◆ **WRITTEN REQUEST**: Each record below should be repeated precisely as written.

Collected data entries

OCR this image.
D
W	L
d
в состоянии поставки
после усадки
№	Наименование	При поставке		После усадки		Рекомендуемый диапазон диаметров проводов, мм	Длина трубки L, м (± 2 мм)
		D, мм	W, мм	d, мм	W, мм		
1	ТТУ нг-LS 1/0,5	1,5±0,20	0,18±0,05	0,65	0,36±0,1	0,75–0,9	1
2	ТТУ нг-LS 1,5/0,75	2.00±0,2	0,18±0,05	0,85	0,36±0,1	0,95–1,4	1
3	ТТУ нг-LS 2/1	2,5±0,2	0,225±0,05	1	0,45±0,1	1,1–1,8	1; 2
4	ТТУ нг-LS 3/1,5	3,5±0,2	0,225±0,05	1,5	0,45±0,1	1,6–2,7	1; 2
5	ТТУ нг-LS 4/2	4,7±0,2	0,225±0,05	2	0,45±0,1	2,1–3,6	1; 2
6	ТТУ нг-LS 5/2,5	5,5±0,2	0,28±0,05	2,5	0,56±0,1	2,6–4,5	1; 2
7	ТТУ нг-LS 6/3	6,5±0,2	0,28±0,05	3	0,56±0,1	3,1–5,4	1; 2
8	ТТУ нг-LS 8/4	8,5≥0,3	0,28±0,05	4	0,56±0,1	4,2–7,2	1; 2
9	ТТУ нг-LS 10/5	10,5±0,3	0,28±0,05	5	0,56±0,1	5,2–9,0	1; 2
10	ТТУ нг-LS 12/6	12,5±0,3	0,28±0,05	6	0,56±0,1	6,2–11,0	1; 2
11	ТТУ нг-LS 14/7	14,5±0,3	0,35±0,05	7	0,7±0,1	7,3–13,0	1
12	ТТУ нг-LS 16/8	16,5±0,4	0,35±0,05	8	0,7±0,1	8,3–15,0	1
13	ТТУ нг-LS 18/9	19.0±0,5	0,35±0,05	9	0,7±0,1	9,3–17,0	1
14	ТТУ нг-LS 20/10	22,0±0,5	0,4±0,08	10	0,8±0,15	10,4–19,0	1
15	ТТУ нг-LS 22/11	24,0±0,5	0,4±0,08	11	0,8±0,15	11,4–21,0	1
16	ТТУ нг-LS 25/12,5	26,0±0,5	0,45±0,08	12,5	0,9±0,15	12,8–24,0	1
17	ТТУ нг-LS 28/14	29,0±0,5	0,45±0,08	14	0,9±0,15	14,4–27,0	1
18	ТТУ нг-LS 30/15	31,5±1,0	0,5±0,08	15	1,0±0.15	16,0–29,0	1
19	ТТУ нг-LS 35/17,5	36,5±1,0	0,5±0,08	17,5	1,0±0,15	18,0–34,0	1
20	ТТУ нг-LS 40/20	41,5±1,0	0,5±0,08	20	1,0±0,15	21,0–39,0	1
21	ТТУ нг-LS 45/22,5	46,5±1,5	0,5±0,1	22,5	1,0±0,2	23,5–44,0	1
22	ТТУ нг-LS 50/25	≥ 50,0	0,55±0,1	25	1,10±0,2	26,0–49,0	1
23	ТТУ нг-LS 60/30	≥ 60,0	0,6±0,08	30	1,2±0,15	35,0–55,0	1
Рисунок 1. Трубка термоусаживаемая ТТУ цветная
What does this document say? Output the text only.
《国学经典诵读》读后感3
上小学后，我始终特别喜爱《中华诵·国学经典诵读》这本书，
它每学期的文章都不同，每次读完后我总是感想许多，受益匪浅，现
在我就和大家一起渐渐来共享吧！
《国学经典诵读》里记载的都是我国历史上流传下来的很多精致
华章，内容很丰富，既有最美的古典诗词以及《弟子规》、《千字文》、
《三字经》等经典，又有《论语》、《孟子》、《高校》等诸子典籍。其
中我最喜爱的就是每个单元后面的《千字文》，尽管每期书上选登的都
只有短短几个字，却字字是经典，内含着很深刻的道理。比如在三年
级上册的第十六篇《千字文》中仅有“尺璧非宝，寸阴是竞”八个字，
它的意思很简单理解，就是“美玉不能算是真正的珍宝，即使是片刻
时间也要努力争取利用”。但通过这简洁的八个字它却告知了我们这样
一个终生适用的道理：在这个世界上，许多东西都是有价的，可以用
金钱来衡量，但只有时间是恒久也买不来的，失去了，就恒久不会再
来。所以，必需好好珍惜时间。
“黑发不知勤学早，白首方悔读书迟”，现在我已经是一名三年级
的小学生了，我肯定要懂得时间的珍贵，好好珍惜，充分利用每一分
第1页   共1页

◆ **SOLVED PROBLEM**:
OCR this image.
D
W	L
d
в состоянии поставки
после усадки
№	Наименование	При поставке		После усадки		Рекомендуемый диапазон диаметров проводов, мм	Длина трубки L, м (± 2 мм)
		D, мм	W, мм	d, мм	W, мм		
1	ТТУ нг-LS 1/0,5	1,5±0,20	0,18±0,05	0,65	0,36±0,1	0,75–0,9	1
2	ТТУ нг-LS 1,5/0,75	2.00±0,2	0,18±0,05	0,85	0,36±0,1	0,95–1,4	1
3	ТТУ нг-LS 2/1	2,5±0,2	0,225±0,05	1	0,45±0,1	1,1–1,8	1; 2
4	ТТУ нг-LS 3/1,5	3,5±0,2	0,225±0,05	1,5	0,45±0,1	1,6–2,7	1; 2
5	ТТУ нг-LS 4/2	4,7±0,2	0,225±0,05	2	0,45±0,1	2,1–3,6	1; 2
6	ТТУ нг-LS 5/2,5	5,5±0,2	0,28±0,05	2,5	0,56±0,1	2,6–4,5	1; 2
7	ТТУ нг-LS 6/3	6,5±0,2	0,28±0,05	3	0,56±0,1	3,1–5,4	1; 2
8	ТТУ нг-LS 8/4	8,5≥0,3	0,28±0,05	4	0,56±0,1	4,2–7,2	1; 2
9	ТТУ нг-LS 10/5	10,5±0,3	0,28±0,05	5	0,56±0,1	5,2–9,0	1; 2
10	ТТУ нг-LS 12/6	12,5±0,3	0,28±0,05	6	0,56±0,1	6,2–11,0	1; 2
11	ТТУ нг-LS 14/7	14,5±0,3	0,35±0,05	7	0,7±0,1	7,3–13,0	1
12	ТТУ нг-LS 16/8	16,5±0,4	0,35±0,05	8	0,7±0,1	8,3–15,0	1
13	ТТУ нг-LS 18/9	19.0±0,5	0,35±0,05	9	0,7±0,1	9,3–17,0	1
14	ТТУ нг-LS 20/10	22,0±0,5	0,4±0,08	10	0,8±0,15	10,4–19,0	1
15	ТТУ нг-LS 22/11	24,0±0,5	0,4±0,08	11	0,8±0,15	11,4–21,0	1
16	ТТУ нг-LS 25/12,5	26,0±0,5	0,45±0,08	12,5	0,9±0,15	12,8–24,0	1
17	ТТУ нг-LS 28/14	29,0±0,5	0,45±0,08	14	0,9±0,15	14,4–27,0	1
18	ТТУ нг-LS 30/15	31,5±1,0	0,5±0,08	15	1,0±0.15	16,0–29,0	1
19	ТТУ нг-LS 35/17,5	36,5±1,0	0,5±0,08	17,5	1,0±0,15	18,0–34,0	1
20	ТТУ нг-LS 40/20	41,5±1,0	0,5±0,08	20	1,0±0,15	21,0–39,0	1
21	ТТУ нг-LS 45/22,5	46,5±1,5	0,5±0,1	22,5	1,0±0,2	23,5–44,0	1
22	ТТУ нг-LS 50/25	≥ 50,0	0,55±0,1	25	1,10±0,2	26,0–49,0	1
23	ТТУ нг-LS 60/30	≥ 60,0	0,6±0,08	30	1,2±0,15	35,0–55,0	1
Рисунок 1. Трубка термоусаживаемая ТТУ цветная
What does this document say? Output the text only.
《国学经典诵读》读后感3
上小学后，我始终特别喜爱《中华诵·国学经典诵读》这本书，
它每学期的文章都不同，每次读完后我总是感想许多，受益匪浅，现
在我就和大家一起渐渐来共享吧！
《国学经典诵读》里记载的都是我国历史上流传下来的很多精致
华章，内容很丰富，既有最美的古典诗词以及《弟子规》、《千字文》、
《三字经》等经典，又有《论语》、《孟子》、《高校》等诸子典籍。其
中我最喜爱的就是每个单元后面的《千字文》，尽管每期书上选登的都
只有短短几个字，却字字是经典，内含着很深刻的道理。比如在三年
级上册的第十六篇《千字文》中仅有“尺璧非宝，寸阴是竞”八个字，
它的意思很简单理解，就是“美玉不能算是真正的珍宝，即使是片刻
时间也要努力争取利用”。但通过这简洁的八个字它却告知了我们这样
一个终生适用的道理：在这个世界上，许多东西都是有价的，可以用
金钱来衡量，但只有时间是恒久也买不来的，失去了，就恒久不会再
来。所以，必需好好珍惜时间。
“黑发不知勤学早，白首方悔读书迟”，现在我已经是一名三年级
的小学生了，我肯定要懂得时间的珍贵，好好珍惜，充分利用每一分
第1页   共1页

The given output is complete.